Aim of the task
For the entries below, how many lines include the word "fabric"? Give the figure and nothing more.

-- start of Data section --

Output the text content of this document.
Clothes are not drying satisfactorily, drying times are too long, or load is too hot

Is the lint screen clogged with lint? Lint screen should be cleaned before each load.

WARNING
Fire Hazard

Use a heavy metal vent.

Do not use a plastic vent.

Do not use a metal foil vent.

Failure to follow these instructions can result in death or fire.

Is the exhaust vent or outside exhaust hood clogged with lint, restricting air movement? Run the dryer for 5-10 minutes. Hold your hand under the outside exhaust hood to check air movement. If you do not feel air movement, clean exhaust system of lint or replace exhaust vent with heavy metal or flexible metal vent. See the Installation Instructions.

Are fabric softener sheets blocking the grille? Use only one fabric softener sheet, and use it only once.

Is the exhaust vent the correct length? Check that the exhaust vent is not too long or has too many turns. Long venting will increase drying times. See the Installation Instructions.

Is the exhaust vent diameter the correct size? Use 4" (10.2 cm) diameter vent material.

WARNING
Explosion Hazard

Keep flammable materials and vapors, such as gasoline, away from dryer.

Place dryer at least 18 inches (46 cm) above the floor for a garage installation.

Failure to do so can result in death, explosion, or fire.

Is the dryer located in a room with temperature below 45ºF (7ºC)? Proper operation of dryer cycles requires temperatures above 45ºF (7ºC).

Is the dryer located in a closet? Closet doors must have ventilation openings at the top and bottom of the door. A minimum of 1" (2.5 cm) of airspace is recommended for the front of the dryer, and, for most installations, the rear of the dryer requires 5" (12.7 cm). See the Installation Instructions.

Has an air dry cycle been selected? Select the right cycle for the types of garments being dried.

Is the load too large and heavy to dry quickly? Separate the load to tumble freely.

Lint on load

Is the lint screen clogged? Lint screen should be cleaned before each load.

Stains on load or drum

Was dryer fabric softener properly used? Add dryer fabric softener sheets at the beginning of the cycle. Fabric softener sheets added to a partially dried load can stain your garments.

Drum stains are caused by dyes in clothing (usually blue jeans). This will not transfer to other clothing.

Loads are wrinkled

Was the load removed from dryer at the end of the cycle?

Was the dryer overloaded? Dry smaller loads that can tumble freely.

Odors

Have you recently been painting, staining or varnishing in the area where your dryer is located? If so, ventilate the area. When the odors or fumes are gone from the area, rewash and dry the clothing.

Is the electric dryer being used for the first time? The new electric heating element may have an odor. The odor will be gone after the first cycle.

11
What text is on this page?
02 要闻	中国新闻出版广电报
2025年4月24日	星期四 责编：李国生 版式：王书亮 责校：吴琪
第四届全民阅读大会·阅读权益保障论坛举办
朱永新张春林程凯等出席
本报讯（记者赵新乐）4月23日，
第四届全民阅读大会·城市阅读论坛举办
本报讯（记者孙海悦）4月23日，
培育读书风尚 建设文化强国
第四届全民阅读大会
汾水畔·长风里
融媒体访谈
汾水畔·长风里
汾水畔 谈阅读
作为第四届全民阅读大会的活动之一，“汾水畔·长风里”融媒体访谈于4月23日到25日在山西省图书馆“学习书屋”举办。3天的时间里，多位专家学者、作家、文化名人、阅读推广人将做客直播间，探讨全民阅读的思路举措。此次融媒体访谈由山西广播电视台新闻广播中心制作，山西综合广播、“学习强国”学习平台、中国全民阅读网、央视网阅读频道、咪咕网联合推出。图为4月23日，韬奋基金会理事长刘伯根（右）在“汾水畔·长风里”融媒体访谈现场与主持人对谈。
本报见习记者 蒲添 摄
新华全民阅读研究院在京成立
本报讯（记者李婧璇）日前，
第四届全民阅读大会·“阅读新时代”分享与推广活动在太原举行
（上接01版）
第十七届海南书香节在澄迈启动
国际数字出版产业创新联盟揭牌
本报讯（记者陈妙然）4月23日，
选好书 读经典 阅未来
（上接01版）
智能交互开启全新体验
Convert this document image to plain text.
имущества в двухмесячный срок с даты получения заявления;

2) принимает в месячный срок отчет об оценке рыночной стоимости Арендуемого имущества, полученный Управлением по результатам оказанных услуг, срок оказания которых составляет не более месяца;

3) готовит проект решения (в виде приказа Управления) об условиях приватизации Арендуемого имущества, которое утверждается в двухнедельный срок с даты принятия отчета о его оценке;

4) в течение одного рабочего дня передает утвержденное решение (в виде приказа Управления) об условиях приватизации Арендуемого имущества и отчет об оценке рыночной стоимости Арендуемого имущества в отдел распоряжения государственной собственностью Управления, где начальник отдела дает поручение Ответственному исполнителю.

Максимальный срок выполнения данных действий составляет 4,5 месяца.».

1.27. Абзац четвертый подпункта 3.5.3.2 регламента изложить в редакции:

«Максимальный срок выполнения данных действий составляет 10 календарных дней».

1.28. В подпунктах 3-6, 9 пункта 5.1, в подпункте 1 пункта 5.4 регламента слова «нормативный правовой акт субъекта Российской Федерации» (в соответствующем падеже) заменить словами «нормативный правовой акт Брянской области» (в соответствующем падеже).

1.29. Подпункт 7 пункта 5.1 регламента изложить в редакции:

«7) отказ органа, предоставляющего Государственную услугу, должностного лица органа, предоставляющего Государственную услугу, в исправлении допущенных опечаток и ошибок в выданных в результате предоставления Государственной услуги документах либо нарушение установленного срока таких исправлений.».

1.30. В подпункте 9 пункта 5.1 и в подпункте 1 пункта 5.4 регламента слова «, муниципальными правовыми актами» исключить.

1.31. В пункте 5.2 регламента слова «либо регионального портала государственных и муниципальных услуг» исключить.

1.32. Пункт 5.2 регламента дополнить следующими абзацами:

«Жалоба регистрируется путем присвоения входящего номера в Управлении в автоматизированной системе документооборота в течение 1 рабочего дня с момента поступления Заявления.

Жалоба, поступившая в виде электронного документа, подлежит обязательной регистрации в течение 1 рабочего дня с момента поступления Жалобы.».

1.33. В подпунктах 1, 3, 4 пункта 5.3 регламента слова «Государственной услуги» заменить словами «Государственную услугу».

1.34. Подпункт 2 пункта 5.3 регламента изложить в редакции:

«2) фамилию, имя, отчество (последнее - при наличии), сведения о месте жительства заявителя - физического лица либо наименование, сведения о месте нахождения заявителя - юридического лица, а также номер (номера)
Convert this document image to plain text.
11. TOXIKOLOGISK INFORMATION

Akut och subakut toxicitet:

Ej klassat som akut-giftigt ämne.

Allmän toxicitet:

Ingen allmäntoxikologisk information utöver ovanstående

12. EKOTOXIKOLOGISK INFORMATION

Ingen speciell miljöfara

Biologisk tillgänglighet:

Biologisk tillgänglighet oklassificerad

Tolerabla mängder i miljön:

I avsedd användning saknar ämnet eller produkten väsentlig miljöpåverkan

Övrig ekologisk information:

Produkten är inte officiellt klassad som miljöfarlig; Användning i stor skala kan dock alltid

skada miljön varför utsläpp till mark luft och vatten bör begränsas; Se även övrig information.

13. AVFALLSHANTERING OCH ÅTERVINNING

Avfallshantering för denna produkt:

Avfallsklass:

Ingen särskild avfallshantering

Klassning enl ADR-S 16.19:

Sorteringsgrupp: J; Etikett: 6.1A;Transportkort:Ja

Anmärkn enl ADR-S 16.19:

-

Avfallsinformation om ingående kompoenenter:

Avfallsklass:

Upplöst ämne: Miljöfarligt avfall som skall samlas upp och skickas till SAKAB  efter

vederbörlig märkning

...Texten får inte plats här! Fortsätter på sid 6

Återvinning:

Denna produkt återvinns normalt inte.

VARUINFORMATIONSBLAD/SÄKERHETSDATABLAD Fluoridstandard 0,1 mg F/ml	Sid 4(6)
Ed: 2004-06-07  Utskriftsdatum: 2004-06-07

-- end of Data section --

The solution
2